__AIM__
Skip the images. Copy the records exactly as written.

(Entries with figure data)
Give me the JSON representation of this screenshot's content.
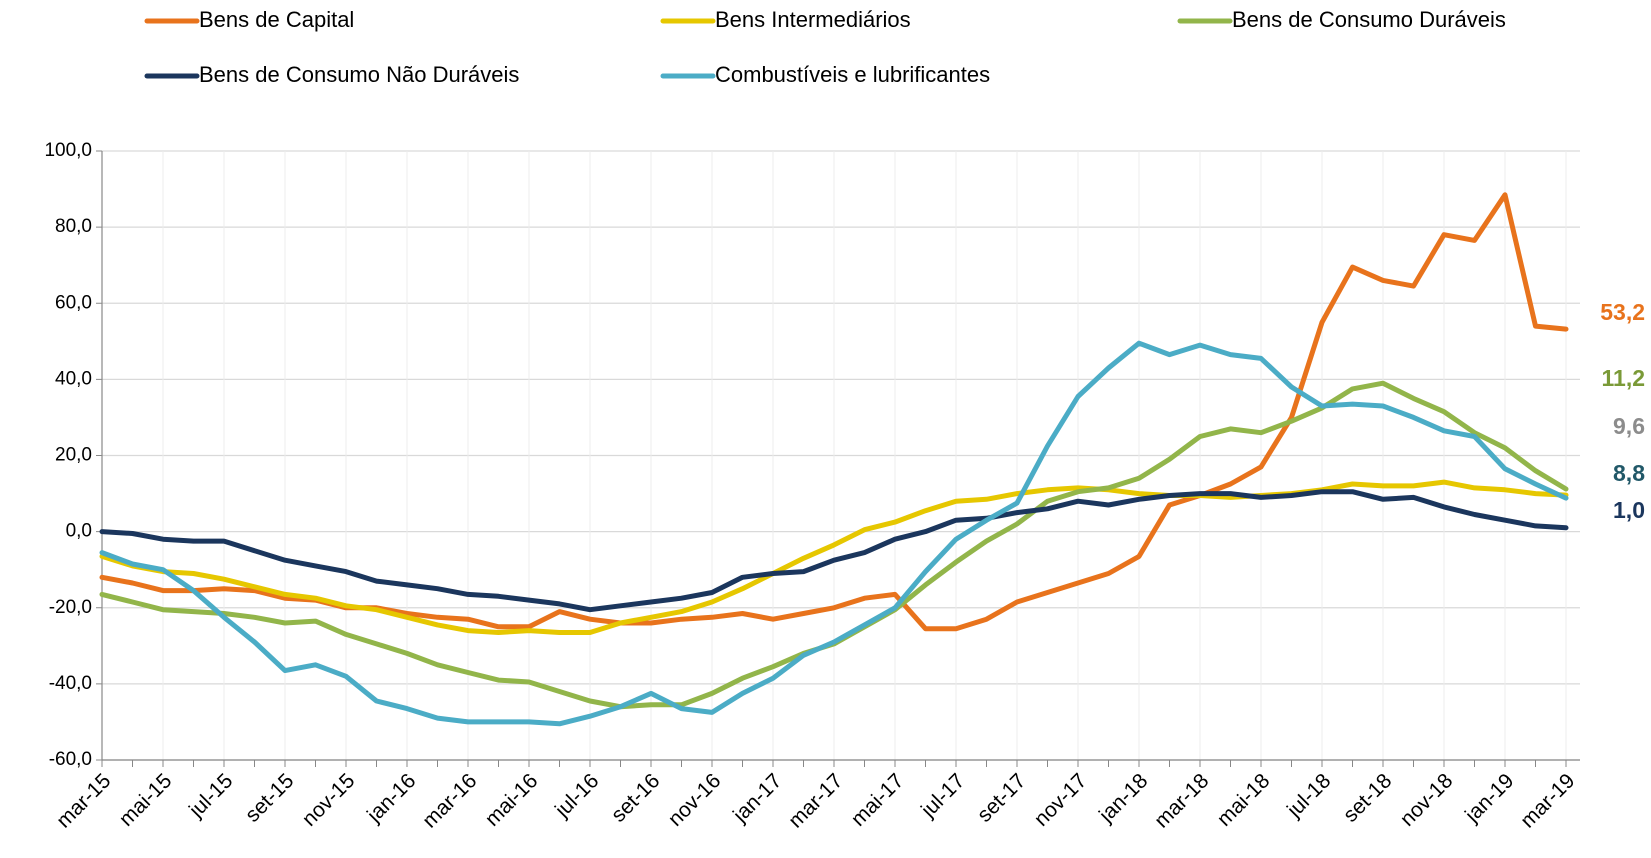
{
  "chart_data": {
    "type": "line",
    "categories": [
      "mar-15",
      null,
      "mai-15",
      null,
      "jul-15",
      null,
      "set-15",
      null,
      "nov-15",
      null,
      "jan-16",
      null,
      "mar-16",
      null,
      "mai-16",
      null,
      "jul-16",
      null,
      "set-16",
      null,
      "nov-16",
      null,
      "jan-17",
      null,
      "mar-17",
      null,
      "mai-17",
      null,
      "jul-17",
      null,
      "set-17",
      null,
      "nov-17",
      null,
      "jan-18",
      null,
      "mar-18",
      null,
      "mai-18",
      null,
      "jul-18",
      null,
      "set-18",
      null,
      "nov-18",
      null,
      "jan-19",
      null,
      "mar-19"
    ],
    "ylim": [
      -60,
      100
    ],
    "yticks": [
      {
        "value": -60,
        "label": "-60,0"
      },
      {
        "value": -40,
        "label": "-40,0"
      },
      {
        "value": -20,
        "label": "-20,0"
      },
      {
        "value": 0,
        "label": "0,0"
      },
      {
        "value": 20,
        "label": "20,0"
      },
      {
        "value": 40,
        "label": "40,0"
      },
      {
        "value": 60,
        "label": "60,0"
      },
      {
        "value": 80,
        "label": "80,0"
      },
      {
        "value": 100,
        "label": "100,0"
      }
    ],
    "grid": true,
    "series": [
      {
        "name": "Bens de Capital",
        "color": "#e8731c",
        "label_color": "#e8731c",
        "values": [
          -12,
          -13.5,
          -15.5,
          -15.5,
          -15,
          -15.5,
          -17.5,
          -18,
          -20,
          -20,
          -21.5,
          -22.5,
          -23,
          -25,
          -25,
          -21,
          -23,
          -24,
          -24,
          -23,
          -22.5,
          -21.5,
          -23,
          -21.5,
          -20,
          -17.5,
          -16.5,
          -25.5,
          -25.5,
          -23,
          -18.5,
          -16,
          -13.5,
          -11,
          -6.5,
          7,
          9.5,
          12.5,
          17,
          30,
          55,
          69.5,
          66,
          64.5,
          78,
          76.5,
          88.5,
          54,
          53.2
        ],
        "value_labels": [
          null,
          null,
          null,
          null,
          null,
          null,
          null,
          null,
          null,
          null,
          null,
          null,
          null,
          null,
          null,
          null,
          null,
          null,
          null,
          null,
          null,
          null,
          null,
          null,
          null,
          null,
          null,
          null,
          null,
          null,
          null,
          null,
          null,
          null,
          null,
          null,
          null,
          null,
          null,
          null,
          null,
          null,
          null,
          null,
          null,
          null,
          null,
          null,
          "53,2"
        ]
      },
      {
        "name": "Bens Intermediários",
        "color": "#e6c700",
        "label_color": "#8c8c8c",
        "values": [
          -6.5,
          -9,
          -10.5,
          -11,
          -12.5,
          -14.5,
          -16.5,
          -17.5,
          -19.5,
          -20.5,
          -22.5,
          -24.5,
          -26,
          -26.5,
          -26,
          -26.5,
          -26.5,
          -24,
          -22.5,
          -21,
          -18.5,
          -15,
          -11,
          -7,
          -3.5,
          0.5,
          2.5,
          5.5,
          8,
          8.5,
          10,
          11,
          11.5,
          11,
          10,
          9.5,
          9.5,
          9,
          9.5,
          10,
          11,
          12.5,
          12,
          12,
          13,
          11.5,
          11,
          10,
          9.6
        ],
        "value_labels": [
          null,
          null,
          null,
          null,
          null,
          null,
          null,
          null,
          null,
          null,
          null,
          null,
          null,
          null,
          null,
          null,
          null,
          null,
          null,
          null,
          null,
          null,
          null,
          null,
          null,
          null,
          null,
          null,
          null,
          null,
          null,
          null,
          null,
          null,
          null,
          null,
          null,
          null,
          null,
          null,
          null,
          null,
          null,
          null,
          null,
          null,
          null,
          null,
          "9,6"
        ]
      },
      {
        "name": "Bens de Consumo Duráveis",
        "color": "#92b54a",
        "label_color": "#7a9a37",
        "values": [
          -16.5,
          -18.5,
          -20.5,
          -21,
          -21.5,
          -22.5,
          -24,
          -23.5,
          -27,
          -29.5,
          -32,
          -35,
          -37,
          -39,
          -39.5,
          -42,
          -44.5,
          -46,
          -45.5,
          -45.5,
          -42.5,
          -38.5,
          -35.5,
          -32,
          -29.5,
          -25,
          -20.5,
          -14,
          -8,
          -2.5,
          2,
          8,
          10.5,
          11.5,
          14,
          19,
          25,
          27,
          26,
          29,
          32.5,
          37.5,
          39,
          35,
          31.5,
          26,
          22,
          16,
          11.2
        ],
        "value_labels": [
          null,
          null,
          null,
          null,
          null,
          null,
          null,
          null,
          null,
          null,
          null,
          null,
          null,
          null,
          null,
          null,
          null,
          null,
          null,
          null,
          null,
          null,
          null,
          null,
          null,
          null,
          null,
          null,
          null,
          null,
          null,
          null,
          null,
          null,
          null,
          null,
          null,
          null,
          null,
          null,
          null,
          null,
          null,
          null,
          null,
          null,
          null,
          null,
          "11,2"
        ]
      },
      {
        "name": "Bens de Consumo Não Duráveis",
        "color": "#1b365d",
        "label_color": "#1b365d",
        "values": [
          0,
          -0.5,
          -2,
          -2.5,
          -2.5,
          -5,
          -7.5,
          -9,
          -10.5,
          -13,
          -14,
          -15,
          -16.5,
          -17,
          -18,
          -19,
          -20.5,
          -19.5,
          -18.5,
          -17.5,
          -16,
          -12,
          -11,
          -10.5,
          -7.5,
          -5.5,
          -2,
          0,
          3,
          3.5,
          5,
          6,
          8,
          7,
          8.5,
          9.5,
          10,
          10,
          9,
          9.5,
          10.5,
          10.5,
          8.5,
          9,
          6.5,
          4.5,
          3,
          1.5,
          1.0
        ],
        "value_labels": [
          null,
          null,
          null,
          null,
          null,
          null,
          null,
          null,
          null,
          null,
          null,
          null,
          null,
          null,
          null,
          null,
          null,
          null,
          null,
          null,
          null,
          null,
          null,
          null,
          null,
          null,
          null,
          null,
          null,
          null,
          null,
          null,
          null,
          null,
          null,
          null,
          null,
          null,
          null,
          null,
          null,
          null,
          null,
          null,
          null,
          null,
          null,
          null,
          "1,0"
        ]
      },
      {
        "name": "Combustíveis e lubrificantes",
        "color": "#4bacc6",
        "label_color": "#215868",
        "values": [
          -5.5,
          -8.5,
          -10,
          -15.5,
          -22.5,
          -29,
          -36.5,
          -35,
          -38,
          -44.5,
          -46.5,
          -49,
          -50,
          -50,
          -50,
          -50.5,
          -48.5,
          -46,
          -42.5,
          -46.5,
          -47.5,
          -42.5,
          -38.5,
          -32.5,
          -29,
          -24.5,
          -20,
          -10.5,
          -2,
          3,
          7.5,
          22.5,
          35.5,
          43,
          49.5,
          46.5,
          49,
          46.5,
          45.5,
          38,
          33,
          33.5,
          33,
          30,
          26.5,
          25,
          16.5,
          12.5,
          8.8
        ],
        "value_labels": [
          null,
          null,
          null,
          null,
          null,
          null,
          null,
          null,
          null,
          null,
          null,
          null,
          null,
          null,
          null,
          null,
          null,
          null,
          null,
          null,
          null,
          null,
          null,
          null,
          null,
          null,
          null,
          null,
          null,
          null,
          null,
          null,
          null,
          null,
          null,
          null,
          null,
          null,
          null,
          null,
          null,
          null,
          null,
          null,
          null,
          null,
          null,
          null,
          "8,8"
        ]
      }
    ]
  }
}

__FINISHED EXERCISE__
Give me the JSON representation of this screenshot's content.
{
  "chart_data": {
    "type": "line",
    "categories": [
      "mar-15",
      null,
      "mai-15",
      null,
      "jul-15",
      null,
      "set-15",
      null,
      "nov-15",
      null,
      "jan-16",
      null,
      "mar-16",
      null,
      "mai-16",
      null,
      "jul-16",
      null,
      "set-16",
      null,
      "nov-16",
      null,
      "jan-17",
      null,
      "mar-17",
      null,
      "mai-17",
      null,
      "jul-17",
      null,
      "set-17",
      null,
      "nov-17",
      null,
      "jan-18",
      null,
      "mar-18",
      null,
      "mai-18",
      null,
      "jul-18",
      null,
      "set-18",
      null,
      "nov-18",
      null,
      "jan-19",
      null,
      "mar-19"
    ],
    "ylim": [
      -60,
      100
    ],
    "yticks": [
      {
        "value": -60,
        "label": "-60,0"
      },
      {
        "value": -40,
        "label": "-40,0"
      },
      {
        "value": -20,
        "label": "-20,0"
      },
      {
        "value": 0,
        "label": "0,0"
      },
      {
        "value": 20,
        "label": "20,0"
      },
      {
        "value": 40,
        "label": "40,0"
      },
      {
        "value": 60,
        "label": "60,0"
      },
      {
        "value": 80,
        "label": "80,0"
      },
      {
        "value": 100,
        "label": "100,0"
      }
    ],
    "grid": true,
    "series": [
      {
        "name": "Bens de Capital",
        "color": "#e8731c",
        "label_color": "#e8731c",
        "values": [
          -12,
          -13.5,
          -15.5,
          -15.5,
          -15,
          -15.5,
          -17.5,
          -18,
          -20,
          -20,
          -21.5,
          -22.5,
          -23,
          -25,
          -25,
          -21,
          -23,
          -24,
          -24,
          -23,
          -22.5,
          -21.5,
          -23,
          -21.5,
          -20,
          -17.5,
          -16.5,
          -25.5,
          -25.5,
          -23,
          -18.5,
          -16,
          -13.5,
          -11,
          -6.5,
          7,
          9.5,
          12.5,
          17,
          30,
          55,
          69.5,
          66,
          64.5,
          78,
          76.5,
          88.5,
          54,
          53.2
        ],
        "value_labels": [
          null,
          null,
          null,
          null,
          null,
          null,
          null,
          null,
          null,
          null,
          null,
          null,
          null,
          null,
          null,
          null,
          null,
          null,
          null,
          null,
          null,
          null,
          null,
          null,
          null,
          null,
          null,
          null,
          null,
          null,
          null,
          null,
          null,
          null,
          null,
          null,
          null,
          null,
          null,
          null,
          null,
          null,
          null,
          null,
          null,
          null,
          null,
          null,
          "53,2"
        ]
      },
      {
        "name": "Bens Intermediários",
        "color": "#e6c700",
        "label_color": "#8c8c8c",
        "values": [
          -6.5,
          -9,
          -10.5,
          -11,
          -12.5,
          -14.5,
          -16.5,
          -17.5,
          -19.5,
          -20.5,
          -22.5,
          -24.5,
          -26,
          -26.5,
          -26,
          -26.5,
          -26.5,
          -24,
          -22.5,
          -21,
          -18.5,
          -15,
          -11,
          -7,
          -3.5,
          0.5,
          2.5,
          5.5,
          8,
          8.5,
          10,
          11,
          11.5,
          11,
          10,
          9.5,
          9.5,
          9,
          9.5,
          10,
          11,
          12.5,
          12,
          12,
          13,
          11.5,
          11,
          10,
          9.6
        ],
        "value_labels": [
          null,
          null,
          null,
          null,
          null,
          null,
          null,
          null,
          null,
          null,
          null,
          null,
          null,
          null,
          null,
          null,
          null,
          null,
          null,
          null,
          null,
          null,
          null,
          null,
          null,
          null,
          null,
          null,
          null,
          null,
          null,
          null,
          null,
          null,
          null,
          null,
          null,
          null,
          null,
          null,
          null,
          null,
          null,
          null,
          null,
          null,
          null,
          null,
          "9,6"
        ]
      },
      {
        "name": "Bens de Consumo Duráveis",
        "color": "#92b54a",
        "label_color": "#7a9a37",
        "values": [
          -16.5,
          -18.5,
          -20.5,
          -21,
          -21.5,
          -22.5,
          -24,
          -23.5,
          -27,
          -29.5,
          -32,
          -35,
          -37,
          -39,
          -39.5,
          -42,
          -44.5,
          -46,
          -45.5,
          -45.5,
          -42.5,
          -38.5,
          -35.5,
          -32,
          -29.5,
          -25,
          -20.5,
          -14,
          -8,
          -2.5,
          2,
          8,
          10.5,
          11.5,
          14,
          19,
          25,
          27,
          26,
          29,
          32.5,
          37.5,
          39,
          35,
          31.5,
          26,
          22,
          16,
          11.2
        ],
        "value_labels": [
          null,
          null,
          null,
          null,
          null,
          null,
          null,
          null,
          null,
          null,
          null,
          null,
          null,
          null,
          null,
          null,
          null,
          null,
          null,
          null,
          null,
          null,
          null,
          null,
          null,
          null,
          null,
          null,
          null,
          null,
          null,
          null,
          null,
          null,
          null,
          null,
          null,
          null,
          null,
          null,
          null,
          null,
          null,
          null,
          null,
          null,
          null,
          null,
          "11,2"
        ]
      },
      {
        "name": "Bens de Consumo Não Duráveis",
        "color": "#1b365d",
        "label_color": "#1b365d",
        "values": [
          0,
          -0.5,
          -2,
          -2.5,
          -2.5,
          -5,
          -7.5,
          -9,
          -10.5,
          -13,
          -14,
          -15,
          -16.5,
          -17,
          -18,
          -19,
          -20.5,
          -19.5,
          -18.5,
          -17.5,
          -16,
          -12,
          -11,
          -10.5,
          -7.5,
          -5.5,
          -2,
          0,
          3,
          3.5,
          5,
          6,
          8,
          7,
          8.5,
          9.5,
          10,
          10,
          9,
          9.5,
          10.5,
          10.5,
          8.5,
          9,
          6.5,
          4.5,
          3,
          1.5,
          1.0
        ],
        "value_labels": [
          null,
          null,
          null,
          null,
          null,
          null,
          null,
          null,
          null,
          null,
          null,
          null,
          null,
          null,
          null,
          null,
          null,
          null,
          null,
          null,
          null,
          null,
          null,
          null,
          null,
          null,
          null,
          null,
          null,
          null,
          null,
          null,
          null,
          null,
          null,
          null,
          null,
          null,
          null,
          null,
          null,
          null,
          null,
          null,
          null,
          null,
          null,
          null,
          "1,0"
        ]
      },
      {
        "name": "Combustíveis e lubrificantes",
        "color": "#4bacc6",
        "label_color": "#215868",
        "values": [
          -5.5,
          -8.5,
          -10,
          -15.5,
          -22.5,
          -29,
          -36.5,
          -35,
          -38,
          -44.5,
          -46.5,
          -49,
          -50,
          -50,
          -50,
          -50.5,
          -48.5,
          -46,
          -42.5,
          -46.5,
          -47.5,
          -42.5,
          -38.5,
          -32.5,
          -29,
          -24.5,
          -20,
          -10.5,
          -2,
          3,
          7.5,
          22.5,
          35.5,
          43,
          49.5,
          46.5,
          49,
          46.5,
          45.5,
          38,
          33,
          33.5,
          33,
          30,
          26.5,
          25,
          16.5,
          12.5,
          8.8
        ],
        "value_labels": [
          null,
          null,
          null,
          null,
          null,
          null,
          null,
          null,
          null,
          null,
          null,
          null,
          null,
          null,
          null,
          null,
          null,
          null,
          null,
          null,
          null,
          null,
          null,
          null,
          null,
          null,
          null,
          null,
          null,
          null,
          null,
          null,
          null,
          null,
          null,
          null,
          null,
          null,
          null,
          null,
          null,
          null,
          null,
          null,
          null,
          null,
          null,
          null,
          "8,8"
        ]
      }
    ]
  }
}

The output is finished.